**EXERCISE REQUIREMENTS**
Pictures do not belong in the copy; restate the records below word for word.

**SUPPLIED ENTRIES**

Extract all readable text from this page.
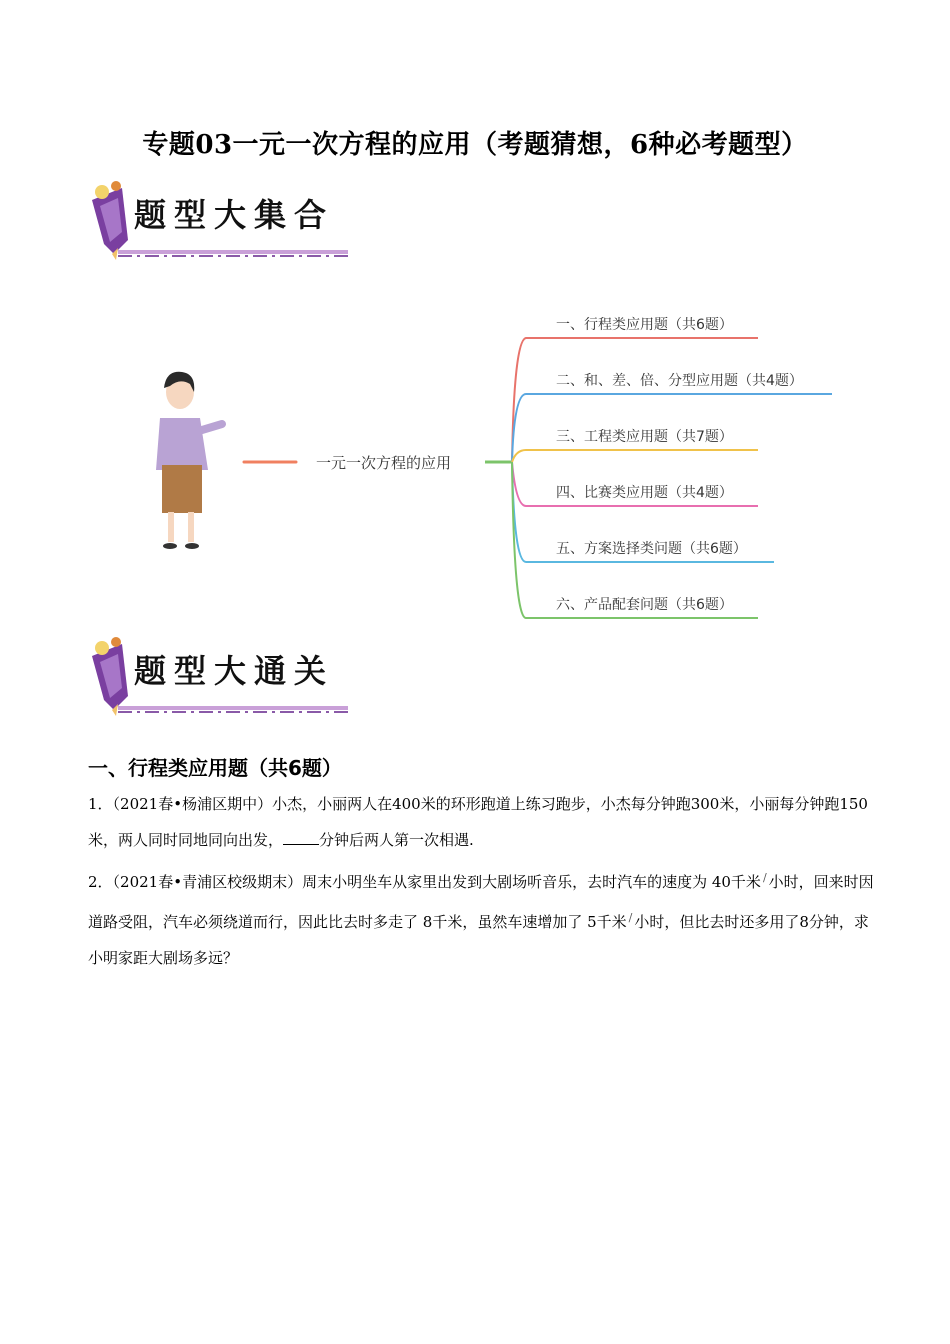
专题03一元一次方程的应用（考题猜想，6种必考题型）
题型大集合
一元一次方程的应用
一、行程类应用题（共6题）
二、和、差、倍、分型应用题（共4题）
三、工程类应用题（共7题）
四、比赛类应用题（共4题）
五、方案选择类问题（共6题）
六、产品配套问题（共6题）
题型大通关
一、行程类应用题（共6题）
1．（2021春•杨浦区期中）小杰，小丽两人在400米的环形跑道上练习跑步，小杰每分钟跑300米，小丽每分钟跑150米，两人同时同地同向出发， 分钟后两人第一次相遇.
2．（2021春•青浦区校级期末）周末小明坐车从家里出发到大剧场听音乐，去时汽车的速度为 40千米 / 小时，回来时因道路受阻，汽车必须绕道而行，因此比去时多走了 8千米，虽然车速增加了 5千米 / 小时，但比去时还多用了8分钟，求小明家距大剧场多远？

**THE OUTPUT**
Extract all readable text from this page.
专题03一元一次方程的应用（考题猜想，6种必考题型）
题型大集合
一元一次方程的应用
一、行程类应用题（共6题）
二、和、差、倍、分型应用题（共4题）
三、工程类应用题（共7题）
四、比赛类应用题（共4题）
五、方案选择类问题（共6题）
六、产品配套问题（共6题）
题型大通关
一、行程类应用题（共6题）
1．（2021春•杨浦区期中）小杰，小丽两人在400米的环形跑道上练习跑步，小杰每分钟跑300米，小丽每分钟跑150米，两人同时同地同向出发， 分钟后两人第一次相遇.
2．（2021春•青浦区校级期末）周末小明坐车从家里出发到大剧场听音乐，去时汽车的速度为 40千米 / 小时，回来时因道路受阻，汽车必须绕道而行，因此比去时多走了 8千米，虽然车速增加了 5千米 / 小时，但比去时还多用了8分钟，求小明家距大剧场多远？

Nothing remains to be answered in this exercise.